_YOUR INSTRUCTIONS:_ Copy every line of the listing that holds the string "openmbean".

_PROVIDED RECORDS:_
══════════════════════════════

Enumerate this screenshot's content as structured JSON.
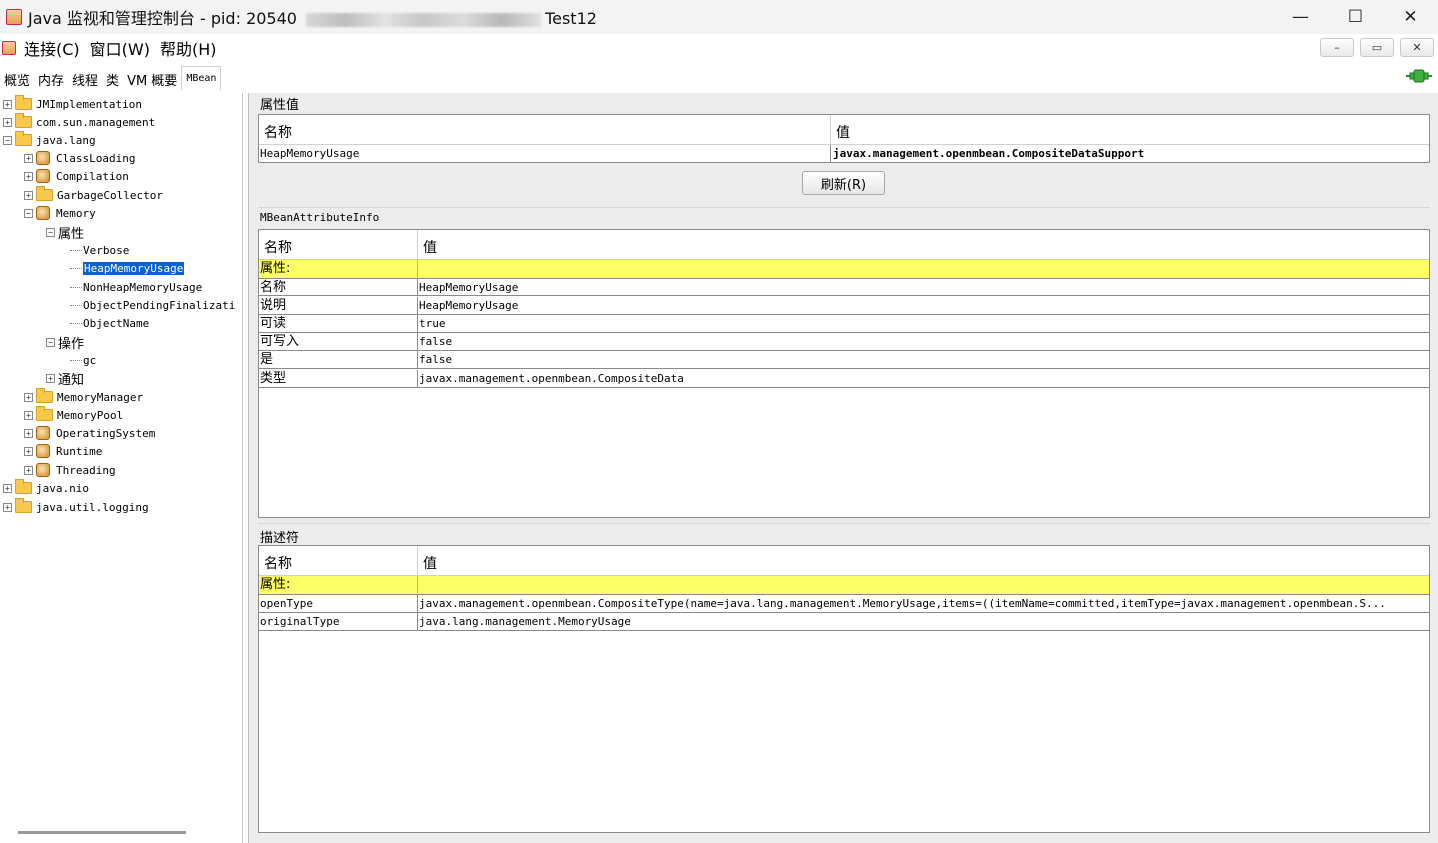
{
  "window": {
    "title_prefix": "Java 监视和管理控制台 - pid: 20540",
    "title_suffix": "Test12",
    "minimize": "—",
    "maximize": "☐",
    "close": "✕"
  },
  "menu": {
    "items": [
      "连接(C)",
      "窗口(W)",
      "帮助(H)"
    ],
    "inner_minimize": "–",
    "inner_restore": "▭",
    "inner_close": "✕"
  },
  "tabs": [
    "概览",
    "内存",
    "线程",
    "类",
    "VM 概要",
    "MBean"
  ],
  "tree": {
    "nodes": [
      {
        "label": "JMImplementation"
      },
      {
        "label": "com.sun.management"
      },
      {
        "label": "java.lang"
      },
      {
        "label": "ClassLoading"
      },
      {
        "label": "Compilation"
      },
      {
        "label": "GarbageCollector"
      },
      {
        "label": "Memory"
      },
      {
        "label": "属性"
      },
      {
        "label": "Verbose"
      },
      {
        "label": "HeapMemoryUsage"
      },
      {
        "label": "NonHeapMemoryUsage"
      },
      {
        "label": "ObjectPendingFinalizati"
      },
      {
        "label": "ObjectName"
      },
      {
        "label": "操作"
      },
      {
        "label": "gc"
      },
      {
        "label": "通知"
      },
      {
        "label": "MemoryManager"
      },
      {
        "label": "MemoryPool"
      },
      {
        "label": "OperatingSystem"
      },
      {
        "label": "Runtime"
      },
      {
        "label": "Threading"
      },
      {
        "label": "java.nio"
      },
      {
        "label": "java.util.logging"
      }
    ]
  },
  "attr_values": {
    "title": "属性值",
    "col_name": "名称",
    "col_value": "值",
    "rows": [
      {
        "name": "HeapMemoryUsage",
        "value": "javax.management.openmbean.CompositeDataSupport"
      }
    ],
    "refresh_label": "刷新(R)"
  },
  "attr_info": {
    "title": "MBeanAttributeInfo",
    "col_name": "名称",
    "col_value": "值",
    "section": "属性:",
    "rows": [
      {
        "name": "名称",
        "value": "HeapMemoryUsage"
      },
      {
        "name": "说明",
        "value": "HeapMemoryUsage"
      },
      {
        "name": "可读",
        "value": "true"
      },
      {
        "name": "可写入",
        "value": "false"
      },
      {
        "name": "是",
        "value": "false"
      },
      {
        "name": "类型",
        "value": "javax.management.openmbean.CompositeData"
      }
    ]
  },
  "descriptor": {
    "title": "描述符",
    "col_name": "名称",
    "col_value": "值",
    "section": "属性:",
    "rows": [
      {
        "name": "openType",
        "value": "javax.management.openmbean.CompositeType(name=java.lang.management.MemoryUsage,items=((itemName=committed,itemType=javax.management.openmbean.S..."
      },
      {
        "name": "originalType",
        "value": "java.lang.management.MemoryUsage"
      }
    ]
  },
  "colors": {
    "selection": "#0a63d1",
    "highlight_row": "#ffff66",
    "folder": "#f7c84a"
  }
}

══════════════════════════════

_COMPLETE RESPONSE:_
        "value": "javax.management.openmbean.CompositeDataSupport"
        "value": "javax.management.openmbean.CompositeData"
        "value": "javax.management.openmbean.CompositeType(name=java.lang.management.MemoryUsage,items=((itemName=committed,itemType=javax.management.openmbean.S..."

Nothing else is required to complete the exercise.